§ **Requirements**
**1)** Read the article on Gaza ceasefire diplomacy and decide whether each of these statements agrees with it: (a) Hamas was consulted in the ceasefire negotiations. (b) Netanyahu describes the return to the status quo as "quiet for quiet." (c) Turkey, Qatar and Jordan are negotiating jointly with Israel, Egypt and the US in one set of talks. Answer each with yes or no and quote the words of the article that settle it.
**2)** Transcribe the passage of the article on Gaza ceasefire diplomacy word for word, starting at "At last some" and ending at "the occupation endures.".
**3)** Write the next part of the article on Gaza ceasefire diplomacy, picking up right after its final sentence.

§ **Document text**
------------------------

Shuttling diplomacy between the bombs

At last some high level acknowledgement that a ceasfire between Israel and Hamas has to be more than a return to the status quo...but don't hold your breath. 

The mounting death toll in Gaza has spurred an intensified flurry of diplomacy (again), and finally a stated acknowledgement that this time the terms of any ceasefire (which will eventually come) need to differ from those of the past three Israeli-Hamas wars.

Ban Ki Moon and John Kerry for starters have stipulated that there is a need to address the underlying causes of this crisis if it is to be the last of its kind.

This means the siege on Gaza, the broken down peace process and the wider occupation with all its issues.

If they are not dealt with then Israel may as well start planning for the next military offensive...and the next...and on and on for as long as  the occupation endures.

There will be no peace in Israel and no peace in Palestine if military ‘solutions‘ are all that are available.

Bombing Gaza will only make the physical environment more of a hell hole than it already is. It will only intensify the psychological damage for those who have survived this war, the two before it and the regular IDF incursions into Gaza. Some of these Palestinians are a third generation of occupation and have never even been outside the electric fences. 

Bombing Gaza and killing will only reinforce resistance to occupation. Many Palestinians have issues with the tactics of Hamas but an occupied people has to do something other than just sit there and take it.

Often that resistance is remaining steadfast on what is left of their land. Sometimes it is violent in the form of Qassam rockets.

Military quick fixes feed resistance and the cycle plays out again for both sides.

The diplomatic challenge is now to negotiate in a way these two entrenched parties can be satisfied enough to stop the respective rockets, bombs, tanks and snipers.

Given the stance each side has taken over the past few days that is a tall order.

Israel is happy to accept the Israeli-Egyptian ceasefire deal because it suits Israel to return to the status quo - Netanyahu calls it ‘quiet for quiet’.

Quiet-for-quiet is not acceptable to Hamas - which was not consulted in the ceasefire negotiations - because quiet-for-quiet just means a return to the siege of Gaza in defiance of the agreed terms of the last ceasefire deal in 2012.

Now Turkey, Qatar and Jordan have joined Israel, Egypt and the US in various sets of negotiations - not together because there is infighting amongst them too, which doesn’t bode well for obvious reasons.

------------------------

§ **Supplied entries**
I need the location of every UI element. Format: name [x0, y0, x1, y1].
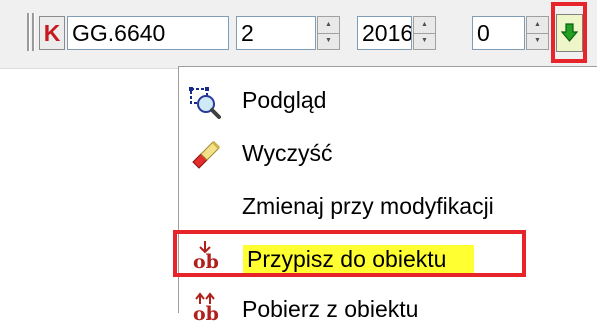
menu-item-assign-to-object[interactable]: ob Przypisz do obiektu [179, 233, 597, 283]
get-from-object-icon: ob [189, 292, 221, 324]
menu-item-label: Podgląd [242, 87, 327, 113]
number-field[interactable]: 2 [236, 16, 316, 50]
menu-item-clear[interactable]: Wyczyść [179, 130, 597, 180]
green-down-arrow-icon [561, 23, 578, 42]
year-spinner[interactable]: ▲ ▼ [413, 16, 436, 50]
code-field[interactable]: GG.6640 [67, 16, 229, 50]
menu-item-label: Zmienaj przy modyfikacji [242, 193, 494, 219]
dropdown-menu: Podgląd Wyczyść Zmienaj przy modyfikacji… [178, 66, 597, 324]
value-spinner[interactable]: ▲ ▼ [526, 16, 549, 50]
menu-item-change-on-modify[interactable]: Zmienaj przy modyfikacji [179, 183, 597, 233]
menu-item-get-from-object[interactable]: ob Pobierz z obiektu [179, 286, 597, 336]
number-spinner[interactable]: ▲ ▼ [317, 16, 340, 50]
menu-item-preview[interactable]: Podgląd [179, 77, 597, 127]
spin-up-icon[interactable]: ▲ [318, 17, 339, 34]
k-button[interactable]: K [39, 16, 65, 50]
toolbar-grip[interactable] [32, 13, 35, 51]
assign-to-object-icon: ob [189, 241, 221, 273]
toolbar: K GG.6640 2 ▲ ▼ 2016 ▲ ▼ 0 ▲ ▼ [0, 0, 597, 69]
spin-up-icon[interactable]: ▲ [414, 17, 435, 34]
menu-item-label: Pobierz z obiektu [242, 296, 419, 322]
value-field[interactable]: 0 [472, 16, 525, 50]
menu-item-label: Przypisz do obiektu [243, 245, 475, 273]
preview-magnifier-icon [189, 87, 221, 119]
year-field[interactable]: 2016 [357, 16, 412, 50]
spin-down-icon[interactable]: ▼ [414, 33, 435, 49]
dropdown-arrow-button[interactable] [556, 14, 583, 52]
eraser-icon [192, 140, 221, 169]
toolbar-grip[interactable] [27, 13, 30, 51]
menu-item-label: Wyczyść [242, 140, 333, 166]
spin-up-icon[interactable]: ▲ [527, 17, 548, 34]
spin-down-icon[interactable]: ▼ [527, 33, 548, 49]
spin-down-icon[interactable]: ▼ [318, 33, 339, 49]
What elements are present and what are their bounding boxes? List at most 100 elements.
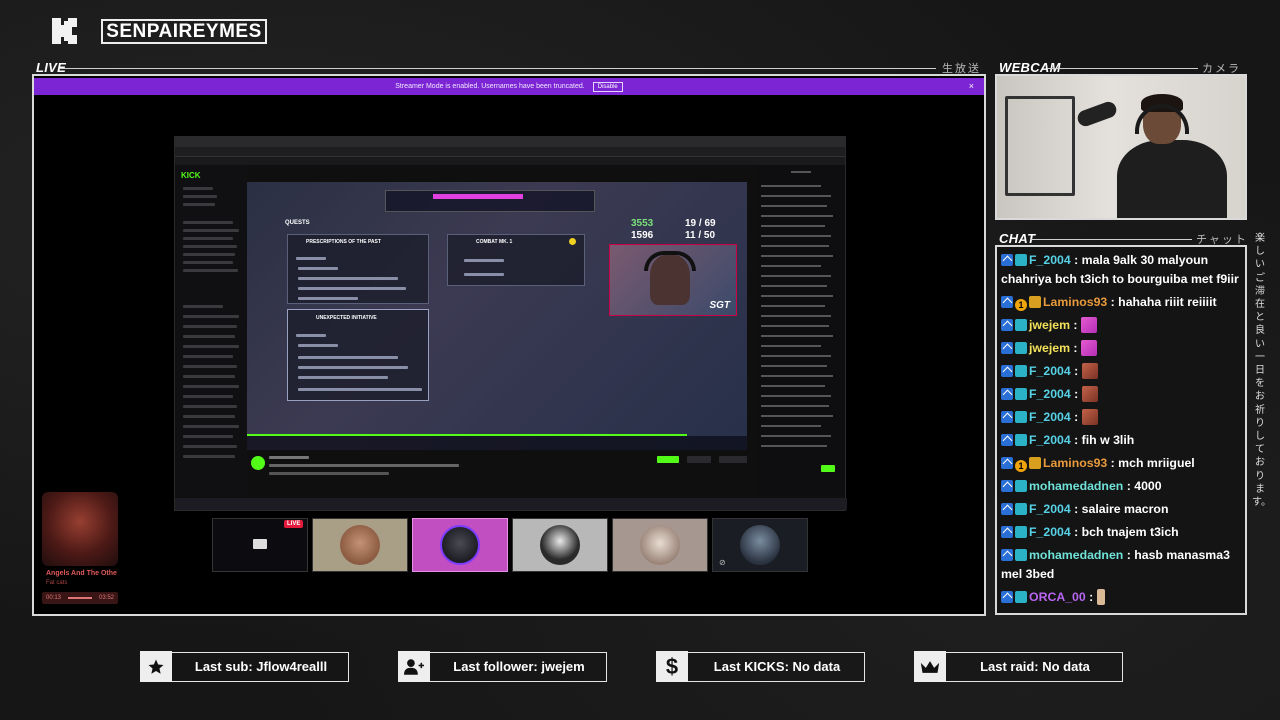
chat-text: : hahaha riiit reiiiit bbox=[1107, 295, 1217, 309]
chat-username[interactable]: F_2004 bbox=[1029, 387, 1071, 401]
album-art bbox=[42, 492, 118, 566]
chat-username[interactable]: F_2004 bbox=[1029, 364, 1071, 378]
kick-badge-icon bbox=[1001, 388, 1013, 400]
chat-message: ORCA_00 : bbox=[1001, 588, 1245, 607]
chat-message: jwejem : bbox=[1001, 316, 1245, 335]
gift-badge-icon bbox=[1015, 254, 1027, 266]
now-playing-title: Angels And The Othe bbox=[46, 570, 117, 577]
kick-video-player[interactable]: QUESTS PRESCRIPTIONS OF THE PAST UNEXPEC… bbox=[247, 182, 747, 450]
chat-username[interactable]: jwejem bbox=[1029, 318, 1070, 332]
kick-badge-icon bbox=[1001, 480, 1013, 492]
chat-text: : salaire macron bbox=[1070, 502, 1169, 516]
kick-badge-icon bbox=[1001, 254, 1013, 266]
live-divider bbox=[60, 68, 936, 69]
side-vertical-text: 楽しいご滞在と良い一日をお祈りしております。 bbox=[1252, 233, 1271, 509]
kick-badge-icon bbox=[1001, 549, 1013, 561]
chat-emote-icon bbox=[1081, 386, 1098, 402]
tier-badge: 1 bbox=[1015, 299, 1027, 311]
kick-badge-icon bbox=[1001, 365, 1013, 377]
last-follower-box: Last follower: jwejem bbox=[398, 651, 607, 682]
kick-stream-info bbox=[247, 452, 757, 492]
chat-emote-icon bbox=[1081, 409, 1098, 425]
streamer-mode-text: Streamer Mode is enabled. Usernames have… bbox=[395, 83, 585, 90]
kick-sidebar: KICK bbox=[175, 165, 247, 495]
chat-username[interactable]: ORCA_00 bbox=[1029, 590, 1086, 604]
last-sub-box: Last sub: Jflow4realll bbox=[140, 651, 349, 682]
kick-badge-icon bbox=[1001, 503, 1013, 515]
chat-emote-icon bbox=[1081, 363, 1098, 379]
gift-badge-icon bbox=[1015, 591, 1027, 603]
quest-card-2: UNEXPECTED INITIATIVE bbox=[287, 309, 429, 401]
tier-badge: 1 bbox=[1015, 460, 1027, 472]
cam-tag: SGT bbox=[709, 300, 730, 311]
chat-message: 1 Laminos93 : mch mriiguel bbox=[1001, 454, 1245, 473]
gift-badge-icon bbox=[1015, 342, 1027, 354]
gift-badge-icon bbox=[1015, 503, 1027, 515]
channel-name: SENPAIREYMES bbox=[101, 19, 267, 44]
kick-badge-icon bbox=[1001, 296, 1013, 308]
call-tile-user-2 bbox=[412, 518, 508, 572]
windows-taskbar bbox=[175, 498, 847, 510]
kick-badge-icon bbox=[1001, 319, 1013, 331]
streamer-cam-inset: SGT bbox=[609, 244, 737, 316]
chat-message: jwejem : bbox=[1001, 339, 1245, 358]
chat-emote-icon bbox=[1096, 589, 1105, 605]
chat-username[interactable]: Laminos93 bbox=[1043, 456, 1107, 470]
last-kicks-box: $ Last KICKS: No data bbox=[656, 651, 865, 682]
chat-username[interactable]: F_2004 bbox=[1029, 410, 1071, 424]
chat-message: F_2004 : bbox=[1001, 408, 1245, 427]
last-raid-text: Last raid: No data bbox=[980, 659, 1090, 674]
webcam-person bbox=[1117, 94, 1227, 218]
gift-badge-icon bbox=[1015, 411, 1027, 423]
chat-text: : bbox=[1070, 364, 1082, 378]
gift-badge-icon bbox=[1015, 388, 1027, 400]
crown-badge-icon bbox=[1029, 296, 1041, 308]
chat-username[interactable]: Laminos93 bbox=[1043, 295, 1107, 309]
chat-divider bbox=[1030, 239, 1192, 240]
call-tile-user-1 bbox=[312, 518, 408, 572]
score-secondary: 1596 bbox=[631, 230, 654, 241]
quest-card-1: PRESCRIPTIONS OF THE PAST bbox=[287, 234, 429, 304]
chat-text: : bbox=[1070, 410, 1082, 424]
add-user-icon bbox=[398, 651, 430, 682]
chat-text: : bbox=[1085, 590, 1097, 604]
kick-chat-sidebar bbox=[757, 165, 845, 495]
kick-badge-icon bbox=[1001, 411, 1013, 423]
quests-label: QUESTS bbox=[285, 220, 310, 226]
chat-message: mohamedadnen : 4000 bbox=[1001, 477, 1245, 496]
now-playing-elapsed: 00:13 bbox=[46, 595, 62, 601]
kick-sidebar-logo: KICK bbox=[181, 171, 201, 180]
quest-card-3: COMBAT MK. 1 bbox=[447, 234, 585, 286]
round-primary: 19 / 69 bbox=[685, 218, 716, 229]
chat-message: mohamedadnen : hasb manasma3 mel 3bed bbox=[1001, 546, 1245, 584]
chat-message: F_2004 : fih w 3lih bbox=[1001, 431, 1245, 450]
kick-badge-icon bbox=[1001, 591, 1013, 603]
gift-badge-icon bbox=[1015, 549, 1027, 561]
chat-message: F_2004 : bbox=[1001, 385, 1245, 404]
chat-text: : 4000 bbox=[1123, 479, 1162, 493]
browser-tab-bar bbox=[175, 137, 845, 147]
chat-message: F_2004 : bbox=[1001, 362, 1245, 381]
round-secondary: 11 / 50 bbox=[685, 230, 716, 241]
chat-text: : bbox=[1070, 341, 1081, 355]
live-badge: LIVE bbox=[284, 520, 304, 528]
browser-bookmarks-bar bbox=[175, 157, 845, 165]
close-icon[interactable]: × bbox=[969, 81, 974, 91]
kick-logo-icon bbox=[52, 18, 77, 44]
chat-username[interactable]: F_2004 bbox=[1029, 502, 1071, 516]
disable-streamer-mode-button[interactable]: Disable bbox=[592, 81, 623, 92]
chat-emote-icon bbox=[1080, 340, 1097, 356]
now-playing-total: 03:52 bbox=[98, 595, 114, 601]
chat-username[interactable]: jwejem bbox=[1029, 341, 1070, 355]
chat-username[interactable]: mohamedadnen bbox=[1029, 548, 1123, 562]
chat-username[interactable]: F_2004 bbox=[1029, 433, 1071, 447]
star-icon bbox=[140, 651, 172, 682]
chat-emote-icon bbox=[1080, 317, 1097, 333]
chat-username[interactable]: F_2004 bbox=[1029, 525, 1071, 539]
crown-icon bbox=[914, 651, 946, 682]
gift-badge-icon bbox=[1015, 434, 1027, 446]
chat-username[interactable]: F_2004 bbox=[1029, 253, 1071, 267]
live-stream-frame: Streamer Mode is enabled. Usernames have… bbox=[32, 74, 986, 616]
gift-badge-icon bbox=[1015, 319, 1027, 331]
chat-username[interactable]: mohamedadnen bbox=[1029, 479, 1123, 493]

------------------------

§ **Answers to the problems**
**1)**
(a) No: "which was not consulted in the ceasefire negotiations"
(b) Yes: "Netanyahu calls it ‘quiet for quiet’"
(c) No: "not together because there is infighting amongst them too"

**2)**
At last some high level acknowledgement that a ceasfire between Israel and Hamas has to be more than a return to the status quo...but don't hold your breath. 

The mounting death toll in Gaza has spurred an intensified flurry of diplomacy (again), and finally a stated acknowledgement that this time the terms of any ceasefire (which will eventually come) need to differ from those of the past three Israeli-Hamas wars.

Ban Ki Moon and John Kerry for starters have stipulated that there is a need to address the underlying causes of this crisis if it is to be the last of its kind.

This means the siege on Gaza, the broken down peace process and the wider occupation with all its issues.

If they are not dealt with then Israel may as well start planning for the next military offensive...and the next...and on and on for as long as  the occupation endures.

**3)**
Some wishing to play down Israel’s offensive in Gaza insist the resistance is not justified because Gaza is not an occupied territory following Israel’s unilateral disengagement in 2005.

What Israel did in 2005 was uproot the Israeli settlements there and, as scholars Idith Zertal and Akiva Eldar note, Gaza was never released from Israel’s military grip. 

Israel left behind scorched earth, devastated services and people with neither a present nor a future. The settlements were destroyed in an ungenerous move by an unenlightened occupier, which in fact continues to control the territory and kill and harass its inhabitants by means of its formidable military might”.  

When the settlers were evicted and the key to Gaza thrown in the sea, Hamas stepped in as a pseudo government and then won office in a democratic election in 2006.

Israel, humiliated by not being able to crush Hizbollah in southern Lebanon in the same year and by the Hamas capture of solider Gilad Shalit, launched its ‘Summer Rains‘ offensive...followed only weeks later by Autumn Clouds in which all Palestinians in Gaza were considered fair game. They died in the hundreds.

As historian Ilan Pappe writes, these military operations killing civilians “became a strategy - this was now clearly the way Israel intended to solve the problem of the Gaza Strip”.

As is patently evident the plan doesn’t work.

Israel has a right to defend itself against Hamas rockets, but the issue is bigger than that.

On the basis of a state having the right to defend itself, who defends the Palestinians? The very nation that says it has a right to defend itself against Palestinians is denying those Palestinians a state of their own, which, following Israel’s argument, would give Palestinians the same right Israel has to defend itself.

The world is watching as the death toll rises, but it needs to watch on a daily basis.

Death comes too often to Palestinians under the daily grind of a belligerent military occupation - or a land, sea and air blockade.

Palestinians have global attention now, but for all the wrong reasons.

Hamas may be Palestinian, but not all Palestinians are Hamas.  

Hamas is judged to be a terrorist group by some, but as history has shown on many occasions one man’s terrorist is another’s resistance fighter.

Hamas is critical to a unified Palestinian government, yet Israel at the UN today had the arrogance to tell Palestinian President Abbas that he must disband his unity government.

No-one tells Israel to rid itself of the extremists on its right who advocate strategies including flattening Gaza.

Israel’s deputy representative David Yitshak Roet said Abbas must undo the agreement he has (and that the U.S. said it would work with). “It is his choice. He can be part of the solution or part of the problem...the goal is simple...when it is quiet in Israel it will be quiet in Gaza.”

Some ’choice’ Israel is deigning to present to Abbas!  

In response Abbas has called for Palestinians to remain united.

After intense shuttle diplomacy Ban Ki Moon expressed some optimism that a ceasefire could be negotiated.

And so we wait for details.

At this stage it is difficult to imagine a win-win breakthrough, but then again it seems there is finally acknowledgement that this slaughter can not go on.

Also importantly, nor can the underlying issues that lead to these wars.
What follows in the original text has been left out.